## Passage to read
## BEGIN

# Man vs Woman



## Guest (Mar 8, 2002)

One evening last week, my wife and I were getting into bed. Well, the passion starts to heat up, and she then says, "I don't feel like it, I just want you to hold me." 

I said, "WHAT?!" 

So she says the words that I and every other husband on the planet dreads. She explains that I must not be in tune with her emotional needs as a Woman. I'm thinking, "What was her first clue?" but, I finally realized that nothing is going to happen that night, so I went to sleep. 

The very next day we went shopping at a big department store . . . I walked around while she tried on three very expensive outfits. She couldn't decide which one to take, so I told her to take all three of them. She then tells me that she wants matching shoes worth $200 each to which I say, "OK." 

And then we go to the Jewelry Dept. where she gets a set of diamond earrings. Let me tell you ...she was so excited! She must have thought that I was one wave short of a shipwreck, but I don't think she cared. I think she was testing me when she asked for a tennis bracelet because she doesn't even play tennis. I think I threw her for a loop when I told her that it was OK. 

She was almost sexually excited from all of this and you should have seen her face when she said, "I'm ready to go, let's go to the checkout." I could hardly contain myself when I blurted out, "No, honey. I don't feel like buying all this stuff now." 

You should have seen her face . . . it went completely blank. I then said, "Really honey! I just want you to HOLD this stuff for a while." Just when she had this look like she was going to kill me, I added, "You must not be in tune with my financial needs as a Man." 

I figure that I might be having sex again sometime during the Spring thaw of 2008.


----------

## END

## Problem 1
From the Man vs Woman post, list every item the wife picks out or asks for during the shopping trip.

## Data for the task

## BEGIN

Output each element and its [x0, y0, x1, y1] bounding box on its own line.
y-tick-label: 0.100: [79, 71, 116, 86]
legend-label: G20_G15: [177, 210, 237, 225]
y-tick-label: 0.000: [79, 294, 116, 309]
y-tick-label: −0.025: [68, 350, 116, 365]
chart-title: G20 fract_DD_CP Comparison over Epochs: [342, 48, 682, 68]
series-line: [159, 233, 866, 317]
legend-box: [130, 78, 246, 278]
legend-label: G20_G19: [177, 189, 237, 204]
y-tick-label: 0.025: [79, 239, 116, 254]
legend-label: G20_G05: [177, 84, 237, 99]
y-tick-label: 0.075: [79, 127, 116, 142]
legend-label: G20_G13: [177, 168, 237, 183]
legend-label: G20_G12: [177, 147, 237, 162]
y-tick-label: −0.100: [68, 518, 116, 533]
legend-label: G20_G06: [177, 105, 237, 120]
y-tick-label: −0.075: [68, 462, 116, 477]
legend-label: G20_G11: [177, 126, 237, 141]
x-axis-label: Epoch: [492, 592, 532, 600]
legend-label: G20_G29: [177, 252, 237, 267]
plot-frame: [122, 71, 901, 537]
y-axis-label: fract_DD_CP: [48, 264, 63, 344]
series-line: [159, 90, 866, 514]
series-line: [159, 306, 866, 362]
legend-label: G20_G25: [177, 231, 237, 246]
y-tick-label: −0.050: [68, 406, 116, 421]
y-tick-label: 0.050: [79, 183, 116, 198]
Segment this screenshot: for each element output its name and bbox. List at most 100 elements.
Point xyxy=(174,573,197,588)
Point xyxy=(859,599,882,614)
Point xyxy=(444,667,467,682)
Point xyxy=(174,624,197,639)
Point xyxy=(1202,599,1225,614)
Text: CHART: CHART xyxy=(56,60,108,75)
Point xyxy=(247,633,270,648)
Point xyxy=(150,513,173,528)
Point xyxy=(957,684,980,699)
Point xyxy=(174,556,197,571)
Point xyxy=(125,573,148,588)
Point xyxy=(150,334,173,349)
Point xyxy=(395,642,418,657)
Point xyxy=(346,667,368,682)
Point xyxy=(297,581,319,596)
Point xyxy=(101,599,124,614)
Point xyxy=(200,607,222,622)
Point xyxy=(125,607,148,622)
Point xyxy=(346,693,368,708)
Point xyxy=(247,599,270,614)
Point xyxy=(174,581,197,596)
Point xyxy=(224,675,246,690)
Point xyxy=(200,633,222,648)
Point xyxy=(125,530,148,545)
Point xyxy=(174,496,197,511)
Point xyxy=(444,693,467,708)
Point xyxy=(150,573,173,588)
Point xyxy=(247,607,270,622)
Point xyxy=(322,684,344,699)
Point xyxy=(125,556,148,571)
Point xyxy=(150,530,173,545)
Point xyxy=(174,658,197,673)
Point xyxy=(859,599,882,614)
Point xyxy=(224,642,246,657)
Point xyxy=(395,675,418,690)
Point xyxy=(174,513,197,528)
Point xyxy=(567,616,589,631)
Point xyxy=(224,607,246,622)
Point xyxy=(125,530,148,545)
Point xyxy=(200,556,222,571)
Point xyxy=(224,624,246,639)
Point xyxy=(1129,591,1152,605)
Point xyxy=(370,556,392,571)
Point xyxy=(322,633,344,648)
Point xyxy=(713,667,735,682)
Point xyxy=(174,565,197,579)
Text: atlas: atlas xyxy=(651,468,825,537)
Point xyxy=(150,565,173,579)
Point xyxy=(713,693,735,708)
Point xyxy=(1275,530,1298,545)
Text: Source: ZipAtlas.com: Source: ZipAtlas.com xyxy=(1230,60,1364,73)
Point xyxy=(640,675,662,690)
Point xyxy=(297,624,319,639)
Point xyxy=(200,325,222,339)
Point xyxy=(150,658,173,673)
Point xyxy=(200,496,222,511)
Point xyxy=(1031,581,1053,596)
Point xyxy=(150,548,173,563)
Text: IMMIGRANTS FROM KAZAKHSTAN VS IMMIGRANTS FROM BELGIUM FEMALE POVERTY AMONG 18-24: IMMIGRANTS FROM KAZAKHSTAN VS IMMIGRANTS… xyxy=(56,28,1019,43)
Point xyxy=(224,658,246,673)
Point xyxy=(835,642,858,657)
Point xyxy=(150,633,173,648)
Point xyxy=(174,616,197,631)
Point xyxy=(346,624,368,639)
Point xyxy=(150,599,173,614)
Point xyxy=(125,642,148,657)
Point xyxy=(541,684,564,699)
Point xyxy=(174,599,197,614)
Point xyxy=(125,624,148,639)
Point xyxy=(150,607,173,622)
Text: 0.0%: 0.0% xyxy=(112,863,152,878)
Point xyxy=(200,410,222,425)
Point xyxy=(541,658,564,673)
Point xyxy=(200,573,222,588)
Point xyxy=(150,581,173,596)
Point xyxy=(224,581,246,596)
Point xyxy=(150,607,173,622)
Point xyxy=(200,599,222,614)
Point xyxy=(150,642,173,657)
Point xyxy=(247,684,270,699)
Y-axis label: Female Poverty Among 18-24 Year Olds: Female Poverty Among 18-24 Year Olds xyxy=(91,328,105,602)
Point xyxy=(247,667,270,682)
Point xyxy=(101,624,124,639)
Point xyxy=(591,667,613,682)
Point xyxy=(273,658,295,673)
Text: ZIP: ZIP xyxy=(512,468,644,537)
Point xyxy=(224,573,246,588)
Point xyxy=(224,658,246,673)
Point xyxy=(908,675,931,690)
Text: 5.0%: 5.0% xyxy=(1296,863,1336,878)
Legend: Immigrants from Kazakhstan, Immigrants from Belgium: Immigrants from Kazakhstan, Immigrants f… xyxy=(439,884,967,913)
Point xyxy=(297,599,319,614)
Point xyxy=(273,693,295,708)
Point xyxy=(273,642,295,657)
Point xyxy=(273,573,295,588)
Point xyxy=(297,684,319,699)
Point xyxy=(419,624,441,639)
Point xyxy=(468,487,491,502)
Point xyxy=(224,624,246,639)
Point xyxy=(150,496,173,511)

## END

## Problem 2
Rewrite the listing from its first line down to the line containing "plot-frame: [122, 71, 901, 537]". Replace "legend-label" with "series-label" throughout and leave everything else unchanged.

## Written reply 1
- three very expensive outfits
- matching shoes worth $200 each
- a set of diamond earrings
- a tennis bracelet

## Written reply 2
Output each element and its [x0, y0, x1, y1] bounding box on its own line.
y-tick-label: 0.100: [79, 71, 116, 86]
series-label: G20_G15: [177, 210, 237, 225]
y-tick-label: 0.000: [79, 294, 116, 309]
y-tick-label: −0.025: [68, 350, 116, 365]
chart-title: G20 fract_DD_CP Comparison over Epochs: [342, 48, 682, 68]
series-line: [159, 233, 866, 317]
legend-box: [130, 78, 246, 278]
series-label: G20_G19: [177, 189, 237, 204]
y-tick-label: 0.025: [79, 239, 116, 254]
series-label: G20_G05: [177, 84, 237, 99]
y-tick-label: 0.075: [79, 127, 116, 142]
series-label: G20_G13: [177, 168, 237, 183]
series-label: G20_G12: [177, 147, 237, 162]
y-tick-label: −0.100: [68, 518, 116, 533]
series-label: G20_G06: [177, 105, 237, 120]
y-tick-label: −0.075: [68, 462, 116, 477]
series-label: G20_G11: [177, 126, 237, 141]
x-axis-label: Epoch: [492, 592, 532, 600]
series-label: G20_G29: [177, 252, 237, 267]
plot-frame: [122, 71, 901, 537]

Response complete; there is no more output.